_EXERCISE GOAL_
Gather every line that includes the word "centering", please.

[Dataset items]
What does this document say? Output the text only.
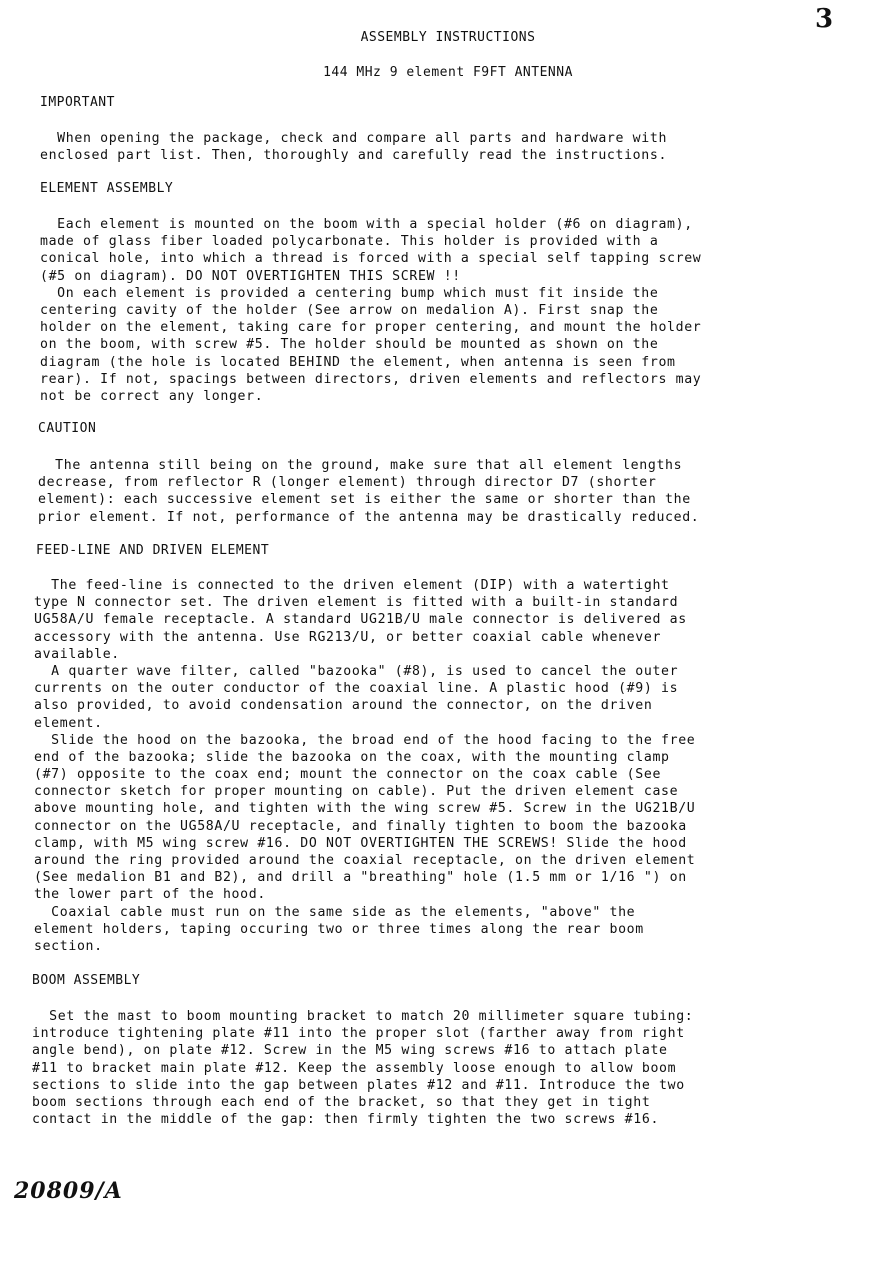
3
ASSEMBLY INSTRUCTIONS
144 MHz 9 element F9FT ANTENNA
IMPORTANT
When opening the package, check and compare all parts and hardware with
enclosed part list. Then, thoroughly and carefully read the instructions.
ELEMENT ASSEMBLY
Each element is mounted on the boom with a special holder (#6 on diagram),
made of glass fiber loaded polycarbonate. This holder is provided with a
conical hole, into which a thread is forced with a special self tapping screw
(#5 on diagram). DO NOT OVERTIGHTEN THIS SCREW !!
On each element is provided a centering bump which must fit inside the
centering cavity of the holder (See arrow on medalion A). First snap the
holder on the element, taking care for proper centering, and mount the holder
on the boom, with screw #5. The holder should be mounted as shown on the
diagram (the hole is located BEHIND the element, when antenna is seen from
rear). If not, spacings between directors, driven elements and reflectors may
not be correct any longer.
CAUTION
The antenna still being on the ground, make sure that all element lengths
decrease, from reflector R (longer element) through director D7 (shorter
element): each successive element set is either the same or shorter than the
prior element. If not, performance of the antenna may be drastically reduced.
FEED-LINE AND DRIVEN ELEMENT
The feed-line is connected to the driven element (DIP) with a watertight
type N connector set. The driven element is fitted with a built-in standard
UG58A/U female receptacle. A standard UG21B/U male connector is delivered as
accessory with the antenna. Use RG213/U, or better coaxial cable whenever
available.
A quarter wave filter, called "bazooka" (#8), is used to cancel the outer
currents on the outer conductor of the coaxial line. A plastic hood (#9) is
also provided, to avoid condensation around the connector, on the driven
element.
Slide the hood on the bazooka, the broad end of the hood facing to the free
end of the bazooka; slide the bazooka on the coax, with the mounting clamp
(#7) opposite to the coax end; mount the connector on the coax cable (See
connector sketch for proper mounting on cable). Put the driven element case
above mounting hole, and tighten with the wing screw #5. Screw in the UG21B/U
connector on the UG58A/U receptacle, and finally tighten to boom the bazooka
clamp, with M5 wing screw #16. DO NOT OVERTIGHTEN THE SCREWS! Slide the hood
around the ring provided around the coaxial receptacle, on the driven element
(See medalion B1 and B2), and drill a "breathing" hole (1.5 mm or 1/16 ") on
the lower part of the hood.
Coaxial cable must run on the same side as the elements, "above" the
element holders, taping occuring two or three times along the rear boom
section.
BOOM ASSEMBLY
Set the mast to boom mounting bracket to match 20 millimeter square tubing:
introduce tightening plate #11 into the proper slot (farther away from right
angle bend), on plate #12. Screw in the M5 wing screws #16 to attach plate
#11 to bracket main plate #12. Keep the assembly loose enough to allow boom
sections to slide into the gap between plates #12 and #11. Introduce the two
boom sections through each end of the bracket, so that they get in tight
contact in the middle of the gap: then firmly tighten the two screws #16.
20809/A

_THE REPLY_
On each element is provided a centering bump which must fit inside the
centering cavity of the holder (See arrow on medalion A). First snap the
holder on the element, taking care for proper centering, and mount the holder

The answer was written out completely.